**WORK INSTRUCTIONS:**
**A)** Retype the part of the aortic valve passage between "- Valve disease" and "origins in development.", inclusive.
**B)** Answer these questions from the aortic valve passage.
(i) Which valve sparing root replacement approach preserves the aortic root?
(ii) Which two abnormalities does the "What is known?" list say characterize valve disease?
(iii) Longitudinal studies of which patients may reveal an increased incidence of latent aortic root dilation and aortic regurgitation?

Combining functional, molecular and engineering approaches to the evaluation of regional valve tissue may significantly inform our understanding of valve disease natural history and pathogenesis. Synthesizing these approaches will provide important opportunities for early clinical recognition43,44
and potentially refine approaches to valve bioprosthesis development.4,45
For example, one explanation for “acquired” aortic valve disease in these mutant mice may be the combination of a predisposing genotype that results in subtle but maladaptive ECM remodeling and physiologic stresses, including diastolic shear stress at the valve hinge and lateral compressive forces on the valve annulus-aortic root complex. The findings of the current study have significant clinical implications. Longitudinal studies of patients with elastin haploinsufficiency and valve disease may reveal an increased incidence of latent aortic root dilation and aortic regurgitation providing a clinical population with a well defined genotype to study mechanisms of valve disease and aortopathy. Further, elucidating ECM and VIC characteristics will be particularly important in the context of bioprosthetic valve development. Because this area of research is increasingly interested in “living” valve tissue grafts composed of matrix scaffolds seeded with cells, these cell-matrix relationships may inform durability issues.45,46
Finally, different valve sparing root replacement surgery approaches demonstrate different long-term valve disease outcomes, suggesting the integrity of the valve annulus within the aortic root is paramount. Specifically, preservation of the aortic root (reimplantation approach) provides annular stabilization while disruption of the aortic root (remodeling approach) predisposes to annular dilation, significant aortic regurgitation and an increased incidence of subsequent aortic valve replacement.47
The long-standing association between a “dilated aortic root” and aortic regurgitation may actually represent primary valve annulus disease, which questions the premise that valve disease is a secondary complication of aortopathy. This is an important distinction when considering etiology and potential pharmacologic therapies.
Novelty and Significance
What is known?
- Valve disease is characterized by extracellular matrix (ECM) and valve interstitial cell (VIC) abnormalities.
- Animal models of valve disease are limited.
What new information does this article contribute?
- Provides a genetic mouse model of latent valve disease that has origins in development.

Source data
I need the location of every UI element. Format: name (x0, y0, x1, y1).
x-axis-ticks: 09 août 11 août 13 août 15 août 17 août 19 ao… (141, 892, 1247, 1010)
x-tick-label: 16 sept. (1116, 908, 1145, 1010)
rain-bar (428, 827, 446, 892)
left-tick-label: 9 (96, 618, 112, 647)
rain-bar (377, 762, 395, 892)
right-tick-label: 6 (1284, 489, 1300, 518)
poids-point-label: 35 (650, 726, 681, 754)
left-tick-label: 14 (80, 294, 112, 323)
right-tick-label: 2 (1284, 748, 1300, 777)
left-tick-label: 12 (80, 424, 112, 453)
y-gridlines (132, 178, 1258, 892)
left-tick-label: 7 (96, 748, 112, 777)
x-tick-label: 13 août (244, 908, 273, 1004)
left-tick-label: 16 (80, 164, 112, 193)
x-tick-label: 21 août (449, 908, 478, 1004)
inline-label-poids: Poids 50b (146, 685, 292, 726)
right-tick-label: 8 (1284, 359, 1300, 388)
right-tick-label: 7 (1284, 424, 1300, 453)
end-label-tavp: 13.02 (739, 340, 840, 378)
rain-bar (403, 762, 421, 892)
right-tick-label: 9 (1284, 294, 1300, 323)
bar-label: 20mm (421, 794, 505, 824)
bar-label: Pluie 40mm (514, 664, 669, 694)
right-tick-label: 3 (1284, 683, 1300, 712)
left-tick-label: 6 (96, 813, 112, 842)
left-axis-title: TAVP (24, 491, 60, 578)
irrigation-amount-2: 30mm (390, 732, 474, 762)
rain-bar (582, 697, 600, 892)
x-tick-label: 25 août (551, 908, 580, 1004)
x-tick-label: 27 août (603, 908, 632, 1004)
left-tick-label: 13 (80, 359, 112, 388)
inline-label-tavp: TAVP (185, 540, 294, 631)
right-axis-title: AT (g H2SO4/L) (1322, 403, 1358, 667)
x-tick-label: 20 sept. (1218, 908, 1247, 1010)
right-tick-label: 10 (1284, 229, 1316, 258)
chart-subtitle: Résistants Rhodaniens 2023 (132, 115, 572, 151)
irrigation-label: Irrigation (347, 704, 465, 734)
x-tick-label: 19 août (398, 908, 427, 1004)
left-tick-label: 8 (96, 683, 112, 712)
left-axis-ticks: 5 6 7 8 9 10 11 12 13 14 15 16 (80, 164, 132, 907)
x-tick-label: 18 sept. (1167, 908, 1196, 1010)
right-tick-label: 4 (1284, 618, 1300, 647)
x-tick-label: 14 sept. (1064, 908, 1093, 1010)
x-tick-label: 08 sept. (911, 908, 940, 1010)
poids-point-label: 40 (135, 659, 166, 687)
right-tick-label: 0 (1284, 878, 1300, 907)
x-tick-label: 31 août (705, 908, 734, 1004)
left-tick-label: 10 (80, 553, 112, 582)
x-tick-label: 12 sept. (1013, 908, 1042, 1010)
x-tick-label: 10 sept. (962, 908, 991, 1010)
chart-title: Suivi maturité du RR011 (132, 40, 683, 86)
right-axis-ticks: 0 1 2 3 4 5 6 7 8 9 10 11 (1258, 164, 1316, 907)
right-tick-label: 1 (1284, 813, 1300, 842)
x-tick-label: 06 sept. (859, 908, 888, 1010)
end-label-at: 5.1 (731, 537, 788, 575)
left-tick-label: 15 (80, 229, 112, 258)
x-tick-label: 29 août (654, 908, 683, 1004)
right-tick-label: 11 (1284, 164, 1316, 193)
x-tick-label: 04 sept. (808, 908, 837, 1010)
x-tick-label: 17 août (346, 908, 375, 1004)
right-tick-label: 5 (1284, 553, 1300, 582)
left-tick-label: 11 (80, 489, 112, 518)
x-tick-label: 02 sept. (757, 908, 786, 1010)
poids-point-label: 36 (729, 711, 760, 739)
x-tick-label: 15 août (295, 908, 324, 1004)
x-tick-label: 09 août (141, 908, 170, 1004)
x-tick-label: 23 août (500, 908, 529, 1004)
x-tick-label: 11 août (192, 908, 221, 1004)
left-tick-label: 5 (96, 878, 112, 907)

**TASK-BY-TASK OUTPUTS:**
**A)**
- Valve disease is characterized by extracellular matrix (ECM) and valve interstitial cell (VIC) abnormalities.
- Animal models of valve disease are limited.
What new information does this article contribute?
- Provides a genetic mouse model of latent valve disease that has origins in development.

**B)**
(i) The reimplantation approach.
(ii) Extracellular matrix (ECM) abnormalities and valve interstitial cell (VIC) abnormalities.
(iii) Patients with elastin haploinsufficiency and valve disease.